- _Directions_
Report how many lines contain "icon", with no other words.

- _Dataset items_
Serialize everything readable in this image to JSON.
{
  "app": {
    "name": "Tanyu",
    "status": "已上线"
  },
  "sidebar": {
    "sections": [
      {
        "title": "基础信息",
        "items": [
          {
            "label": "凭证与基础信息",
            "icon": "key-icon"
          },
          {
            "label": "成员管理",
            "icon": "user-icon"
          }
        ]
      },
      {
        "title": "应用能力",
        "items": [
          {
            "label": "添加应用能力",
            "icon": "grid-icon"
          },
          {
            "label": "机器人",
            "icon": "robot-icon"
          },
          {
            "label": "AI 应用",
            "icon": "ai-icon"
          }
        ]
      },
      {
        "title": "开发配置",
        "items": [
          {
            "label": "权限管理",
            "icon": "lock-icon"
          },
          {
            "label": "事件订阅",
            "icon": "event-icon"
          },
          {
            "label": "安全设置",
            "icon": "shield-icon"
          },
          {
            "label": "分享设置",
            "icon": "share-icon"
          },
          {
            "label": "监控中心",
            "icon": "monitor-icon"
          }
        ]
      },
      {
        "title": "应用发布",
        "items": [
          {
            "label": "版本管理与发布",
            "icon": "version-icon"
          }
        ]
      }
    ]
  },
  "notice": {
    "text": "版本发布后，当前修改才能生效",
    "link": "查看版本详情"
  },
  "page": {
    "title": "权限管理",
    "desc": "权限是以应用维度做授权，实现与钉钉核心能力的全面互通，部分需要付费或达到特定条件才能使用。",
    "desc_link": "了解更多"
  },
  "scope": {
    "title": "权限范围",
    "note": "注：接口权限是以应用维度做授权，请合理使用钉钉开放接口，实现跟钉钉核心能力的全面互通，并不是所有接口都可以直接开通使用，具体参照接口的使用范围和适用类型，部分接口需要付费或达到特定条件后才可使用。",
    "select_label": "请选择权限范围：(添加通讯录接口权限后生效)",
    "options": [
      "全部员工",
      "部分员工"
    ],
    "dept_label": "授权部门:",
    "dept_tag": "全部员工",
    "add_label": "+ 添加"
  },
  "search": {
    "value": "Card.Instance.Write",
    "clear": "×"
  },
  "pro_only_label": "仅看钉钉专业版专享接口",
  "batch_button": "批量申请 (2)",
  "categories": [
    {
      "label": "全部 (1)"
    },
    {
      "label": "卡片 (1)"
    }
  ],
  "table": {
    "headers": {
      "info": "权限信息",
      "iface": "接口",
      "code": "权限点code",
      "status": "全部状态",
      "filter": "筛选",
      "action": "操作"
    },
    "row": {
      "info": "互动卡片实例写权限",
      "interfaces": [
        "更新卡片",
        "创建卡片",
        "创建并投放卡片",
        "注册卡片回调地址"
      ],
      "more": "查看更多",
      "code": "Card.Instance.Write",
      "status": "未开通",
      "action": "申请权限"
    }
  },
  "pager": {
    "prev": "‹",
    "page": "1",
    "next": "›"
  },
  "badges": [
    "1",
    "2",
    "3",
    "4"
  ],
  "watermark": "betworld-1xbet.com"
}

- _Output for this exercise_
11